### Task statement:
Copy every line in the records below that contains the word "your".

### Input material:
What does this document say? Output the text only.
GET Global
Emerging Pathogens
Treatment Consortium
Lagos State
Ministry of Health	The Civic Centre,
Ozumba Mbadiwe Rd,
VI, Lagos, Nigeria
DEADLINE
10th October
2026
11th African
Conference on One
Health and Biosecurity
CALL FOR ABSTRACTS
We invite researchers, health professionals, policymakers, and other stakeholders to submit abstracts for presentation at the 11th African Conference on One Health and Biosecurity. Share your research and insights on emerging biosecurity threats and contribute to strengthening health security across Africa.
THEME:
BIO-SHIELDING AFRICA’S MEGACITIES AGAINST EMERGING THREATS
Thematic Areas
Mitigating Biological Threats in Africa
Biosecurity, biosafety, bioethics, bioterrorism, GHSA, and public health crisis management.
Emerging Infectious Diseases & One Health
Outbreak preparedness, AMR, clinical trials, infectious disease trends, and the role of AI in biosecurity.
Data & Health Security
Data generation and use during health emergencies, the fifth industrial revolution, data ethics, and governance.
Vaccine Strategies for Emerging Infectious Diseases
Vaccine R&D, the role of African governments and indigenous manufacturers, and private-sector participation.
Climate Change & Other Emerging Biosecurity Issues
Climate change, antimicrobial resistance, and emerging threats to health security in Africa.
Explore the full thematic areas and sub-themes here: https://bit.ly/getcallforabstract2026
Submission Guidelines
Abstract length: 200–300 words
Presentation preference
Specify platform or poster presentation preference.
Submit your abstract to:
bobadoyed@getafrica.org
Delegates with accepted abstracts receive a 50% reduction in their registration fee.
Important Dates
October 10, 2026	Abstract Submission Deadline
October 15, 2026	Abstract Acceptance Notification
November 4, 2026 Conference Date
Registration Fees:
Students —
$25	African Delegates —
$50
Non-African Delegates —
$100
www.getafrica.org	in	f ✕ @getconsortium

==

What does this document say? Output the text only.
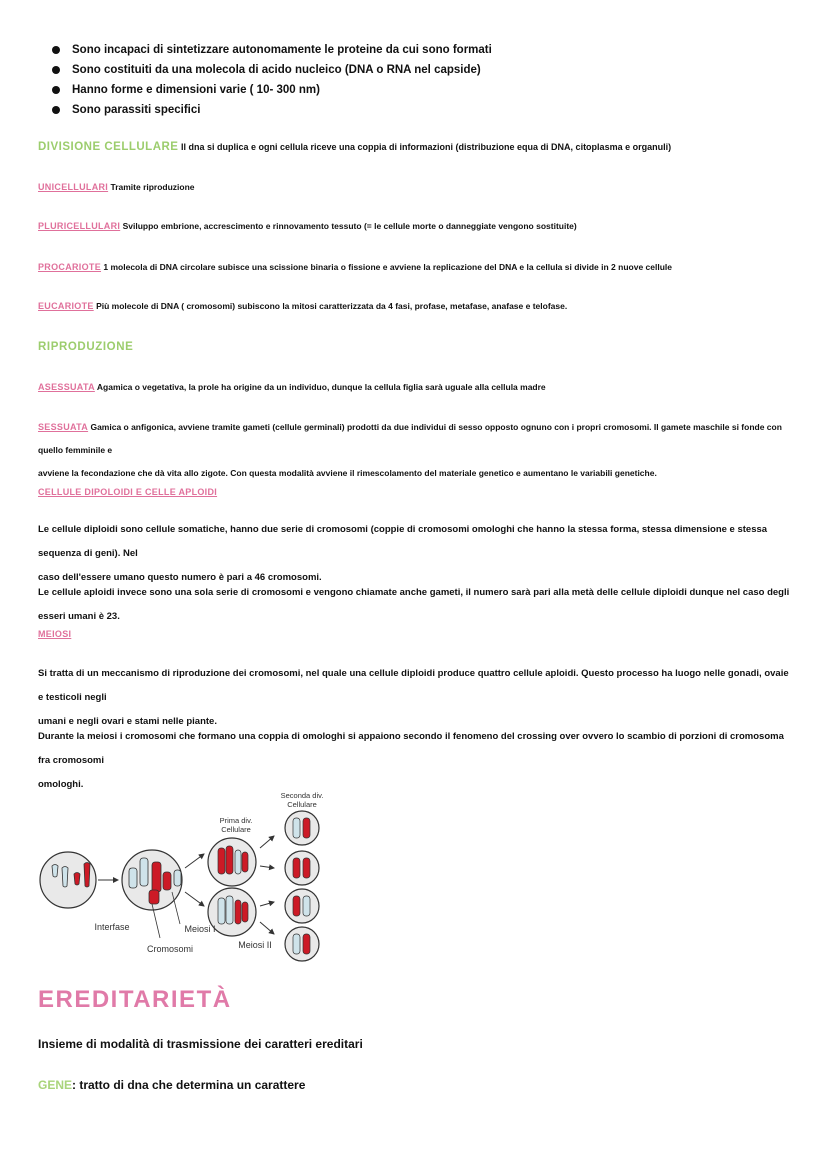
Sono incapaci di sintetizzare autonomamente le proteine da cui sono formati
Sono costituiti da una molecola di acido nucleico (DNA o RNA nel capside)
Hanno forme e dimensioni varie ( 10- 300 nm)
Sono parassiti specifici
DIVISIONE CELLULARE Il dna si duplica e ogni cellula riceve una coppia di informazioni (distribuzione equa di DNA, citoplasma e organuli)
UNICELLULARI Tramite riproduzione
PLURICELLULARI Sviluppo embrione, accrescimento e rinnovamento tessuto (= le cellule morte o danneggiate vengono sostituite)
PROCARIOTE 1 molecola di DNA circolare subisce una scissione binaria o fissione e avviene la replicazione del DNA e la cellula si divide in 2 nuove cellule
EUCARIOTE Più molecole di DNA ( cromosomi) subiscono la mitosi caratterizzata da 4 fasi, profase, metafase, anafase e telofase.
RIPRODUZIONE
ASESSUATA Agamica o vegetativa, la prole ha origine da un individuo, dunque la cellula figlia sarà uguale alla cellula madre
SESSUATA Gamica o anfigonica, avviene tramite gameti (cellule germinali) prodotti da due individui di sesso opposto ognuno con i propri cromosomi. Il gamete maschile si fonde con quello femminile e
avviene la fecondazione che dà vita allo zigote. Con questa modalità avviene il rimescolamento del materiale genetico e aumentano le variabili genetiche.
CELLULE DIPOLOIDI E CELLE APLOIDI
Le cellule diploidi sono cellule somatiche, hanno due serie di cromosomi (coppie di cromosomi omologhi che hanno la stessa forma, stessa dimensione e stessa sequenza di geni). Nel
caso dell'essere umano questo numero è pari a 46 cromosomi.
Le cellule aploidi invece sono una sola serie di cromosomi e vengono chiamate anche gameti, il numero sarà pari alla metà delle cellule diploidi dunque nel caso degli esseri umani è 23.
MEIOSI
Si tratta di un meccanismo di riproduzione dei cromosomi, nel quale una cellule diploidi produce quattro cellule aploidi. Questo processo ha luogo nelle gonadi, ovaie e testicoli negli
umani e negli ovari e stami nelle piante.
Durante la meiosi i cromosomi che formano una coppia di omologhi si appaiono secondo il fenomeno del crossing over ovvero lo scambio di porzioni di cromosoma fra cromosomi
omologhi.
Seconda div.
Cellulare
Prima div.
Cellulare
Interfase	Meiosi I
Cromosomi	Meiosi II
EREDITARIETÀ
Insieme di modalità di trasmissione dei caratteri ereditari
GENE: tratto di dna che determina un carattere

* * *

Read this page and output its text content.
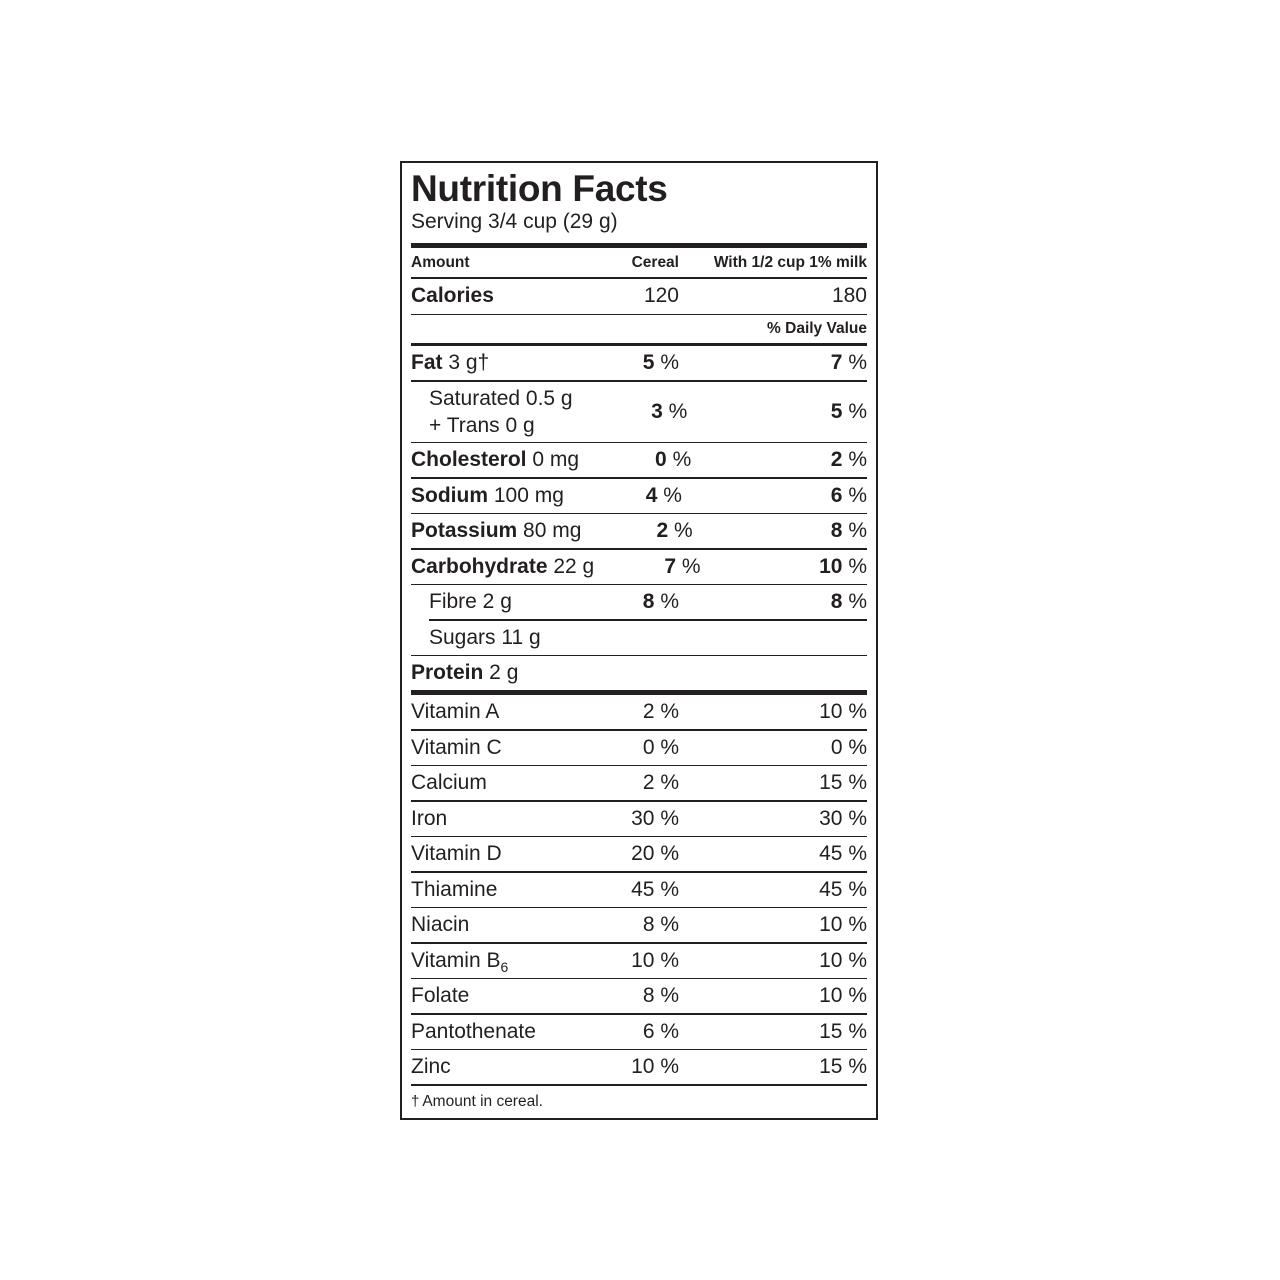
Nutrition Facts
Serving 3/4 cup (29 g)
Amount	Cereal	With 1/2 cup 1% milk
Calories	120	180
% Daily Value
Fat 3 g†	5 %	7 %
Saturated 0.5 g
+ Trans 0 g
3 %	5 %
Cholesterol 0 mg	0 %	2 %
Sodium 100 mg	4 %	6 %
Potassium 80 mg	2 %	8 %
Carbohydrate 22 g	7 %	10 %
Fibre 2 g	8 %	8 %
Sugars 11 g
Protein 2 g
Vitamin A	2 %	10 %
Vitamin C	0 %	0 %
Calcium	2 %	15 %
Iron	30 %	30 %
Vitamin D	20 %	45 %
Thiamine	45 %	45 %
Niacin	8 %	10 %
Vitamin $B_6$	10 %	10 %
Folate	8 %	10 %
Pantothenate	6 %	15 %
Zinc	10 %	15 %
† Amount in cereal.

### Written solution:
We invite researchers, health professionals, policymakers, and other stakeholders to submit abstracts for presentation at the 11th African Conference on One Health and Biosecurity. Share your research and insights on emerging biosecurity threats and contribute to strengthening health security across Africa.
Submit your abstract to:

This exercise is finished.